Report how many lines hold the string "JSON". Give the number and nothing else.

◇ ◇ ◇ ◇ ◇ ◇ ◇

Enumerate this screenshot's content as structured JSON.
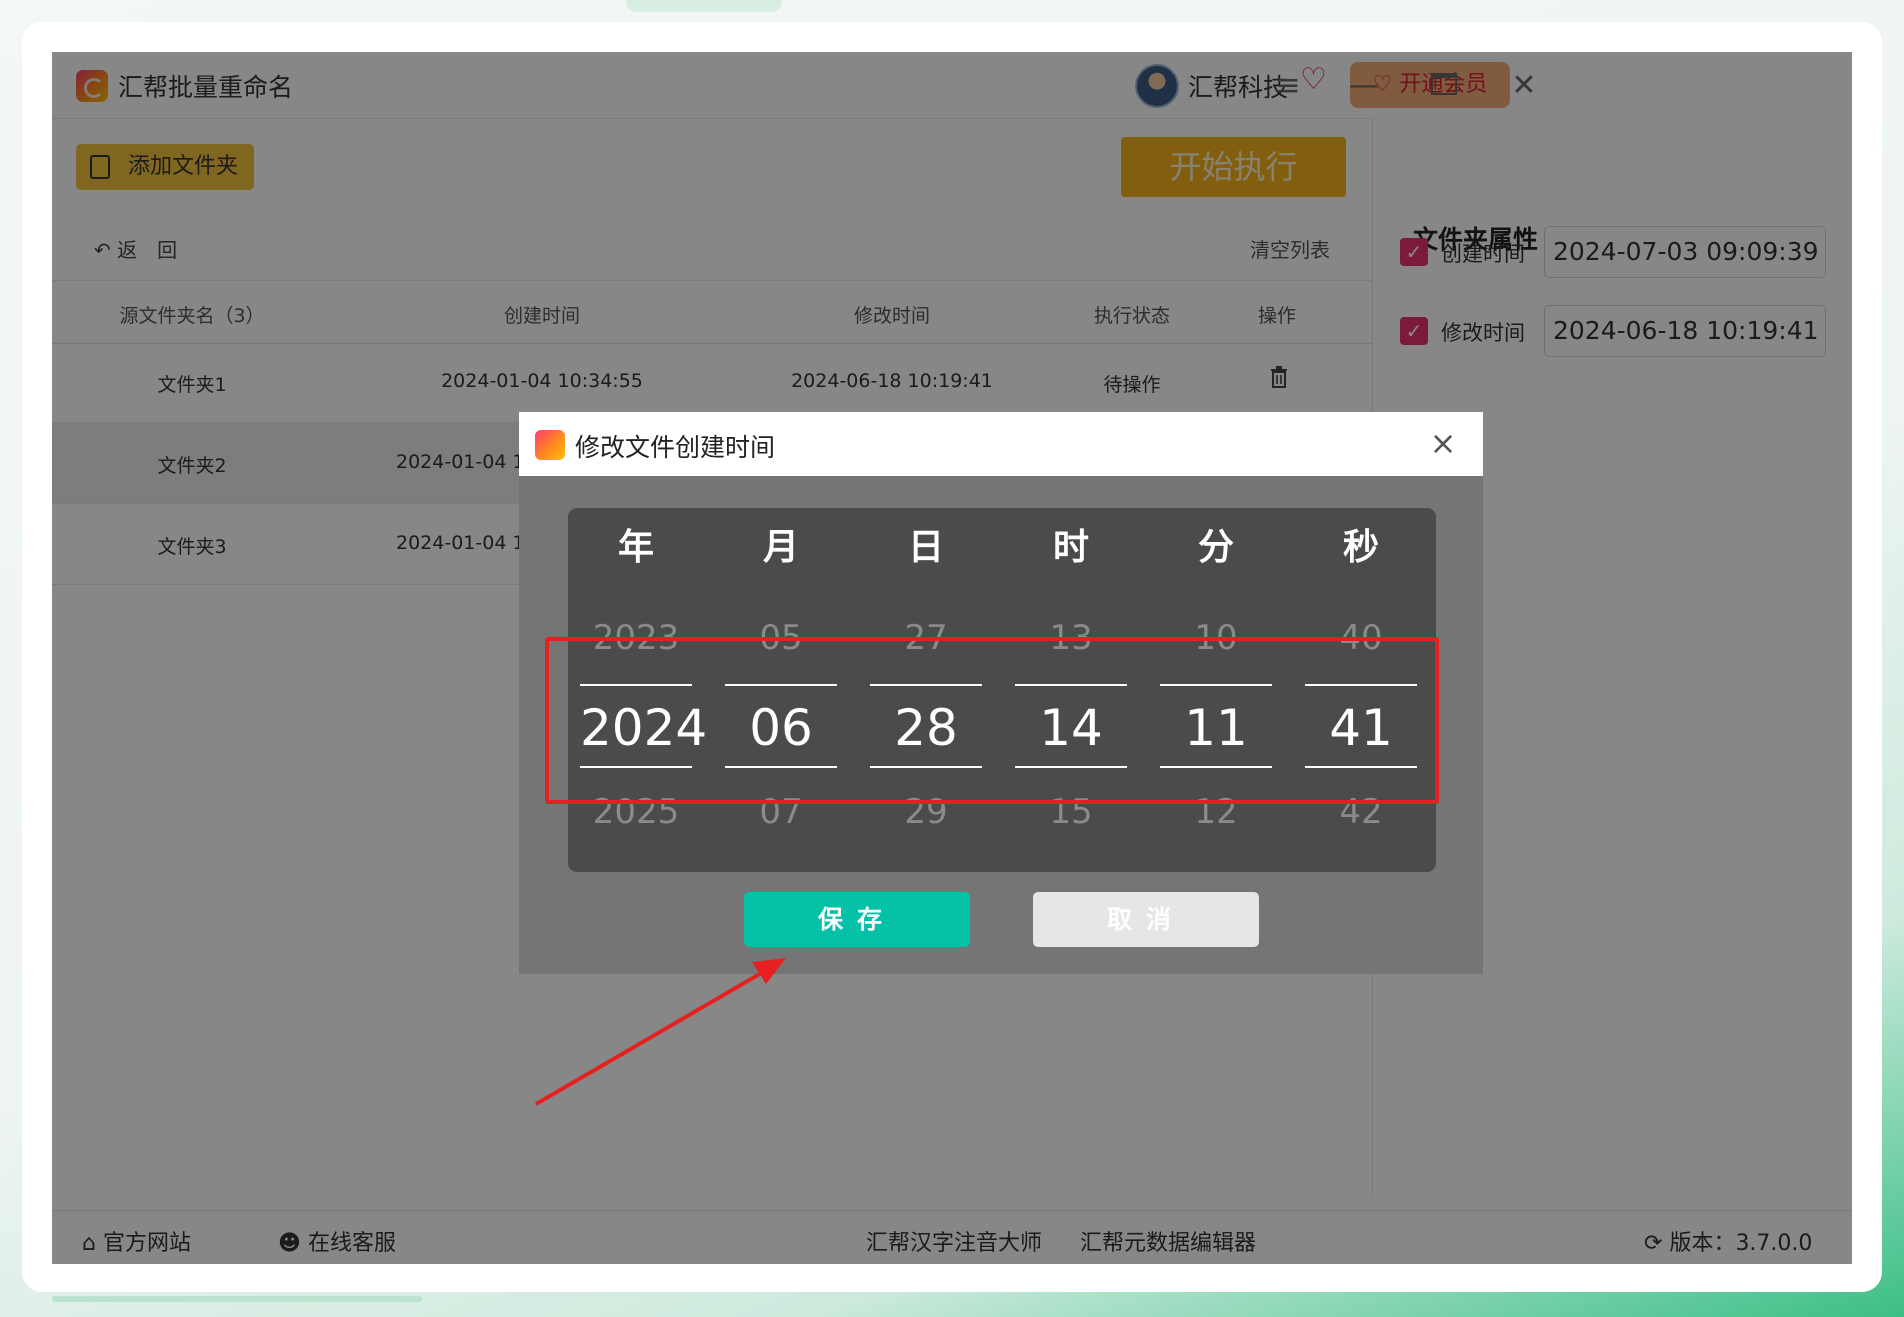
{
  "titlebar": {
    "app_title": "汇帮批量重命名",
    "user_name": "汇帮科技",
    "vip_label": "开通会员"
  },
  "toolbar": {
    "add_folder_label": "添加文件夹",
    "start_label": "开始执行",
    "back_label": "返　回",
    "clear_label": "清空列表"
  },
  "table": {
    "headers": [
      "源文件夹名（3）",
      "创建时间",
      "修改时间",
      "执行状态",
      "操作"
    ],
    "rows": [
      {
        "name": "文件夹1",
        "created": "2024-01-04 10:34:55",
        "modified": "2024-06-18 10:19:41",
        "status": "待操作"
      },
      {
        "name": "文件夹2",
        "created": "2024-01-04 1"
      },
      {
        "name": "文件夹3",
        "created": "2024-01-04 1"
      }
    ]
  },
  "props": {
    "title": "文件夹属性",
    "created_label": "创建时间",
    "created_value": "2024-07-03 09:09:39",
    "modified_label": "修改时间",
    "modified_value": "2024-06-18 10:19:41"
  },
  "footer": {
    "website": "官方网站",
    "support": "在线客服",
    "link1": "汇帮汉字注音大师",
    "link2": "汇帮元数据编辑器",
    "version": "版本：3.7.0.0"
  },
  "modal": {
    "title": "修改文件创建时间",
    "save_label": "保存",
    "cancel_label": "取消",
    "columns": [
      {
        "header": "年",
        "prev": "2023",
        "current": "2024",
        "next": "2025"
      },
      {
        "header": "月",
        "prev": "05",
        "current": "06",
        "next": "07"
      },
      {
        "header": "日",
        "prev": "27",
        "current": "28",
        "next": "29"
      },
      {
        "header": "时",
        "prev": "13",
        "current": "14",
        "next": "15"
      },
      {
        "header": "分",
        "prev": "10",
        "current": "11",
        "next": "12"
      },
      {
        "header": "秒",
        "prev": "40",
        "current": "41",
        "next": "42"
      }
    ]
  },
  "colors": {
    "accent_red": "#e62020",
    "save_teal": "#04c1a8",
    "start_orange": "#f5b31d",
    "checkbox_pink": "#e8336d"
  }
}
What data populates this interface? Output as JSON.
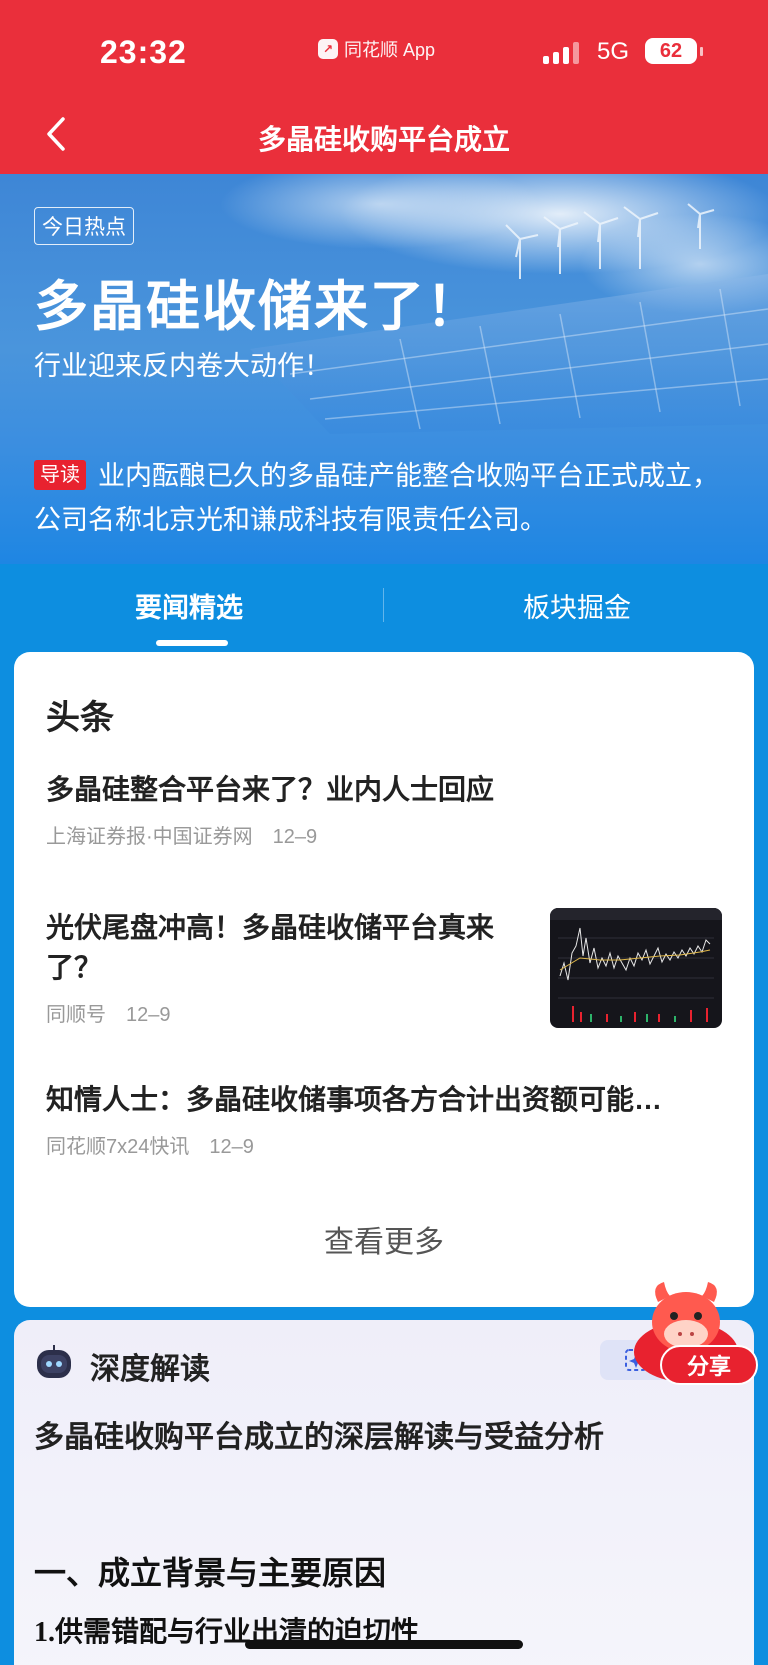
{
  "status_bar": {
    "time": "23:32",
    "app_name": "同花顺 App",
    "network": "5G",
    "battery": "62"
  },
  "nav": {
    "title": "多晶硅收购平台成立"
  },
  "hero": {
    "tag": "今日热点",
    "title": "多晶硅收储来了！",
    "subtitle": "行业迎来反内卷大动作！",
    "guide_tag": "导读",
    "guide_text": "业内酝酿已久的多晶硅产能整合收购平台正式成立，公司名称北京光和谦成科技有限责任公司。"
  },
  "tabs": [
    {
      "label": "要闻精选",
      "active": true
    },
    {
      "label": "板块掘金",
      "active": false
    }
  ],
  "headlines": {
    "title": "头条",
    "items": [
      {
        "title": "多晶硅整合平台来了？业内人士回应",
        "source": "上海证券报·中国证券网",
        "date": "12–9"
      },
      {
        "title": "光伏尾盘冲高！多晶硅收储平台真来了？",
        "source": "同顺号",
        "date": "12–9"
      },
      {
        "title": "知情人士：多晶硅收储事项各方合计出资额可能…",
        "source": "同花顺7x24快讯",
        "date": "12–9"
      }
    ],
    "more_label": "查看更多"
  },
  "deep_read": {
    "title": "深度解读",
    "headline": "多晶硅收购平台成立的深层解读与受益分析",
    "section1": "一、成立背景与主要原因",
    "section2": "1.供需错配与行业出清的迫切性"
  },
  "share": {
    "label": "分享"
  },
  "colors": {
    "brand_red": "#ea2f3b",
    "tab_blue": "#0d8ee0",
    "tag_red": "#e8222f"
  },
  "icons": [
    "back-arrow-icon",
    "signal-icon",
    "battery-icon",
    "robot-icon",
    "ai-sparkle-icon",
    "mascot-icon"
  ]
}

◇ ◇ ◇ ◇ ◇ ◇ ◇

• COMPLETE ANSWER: 2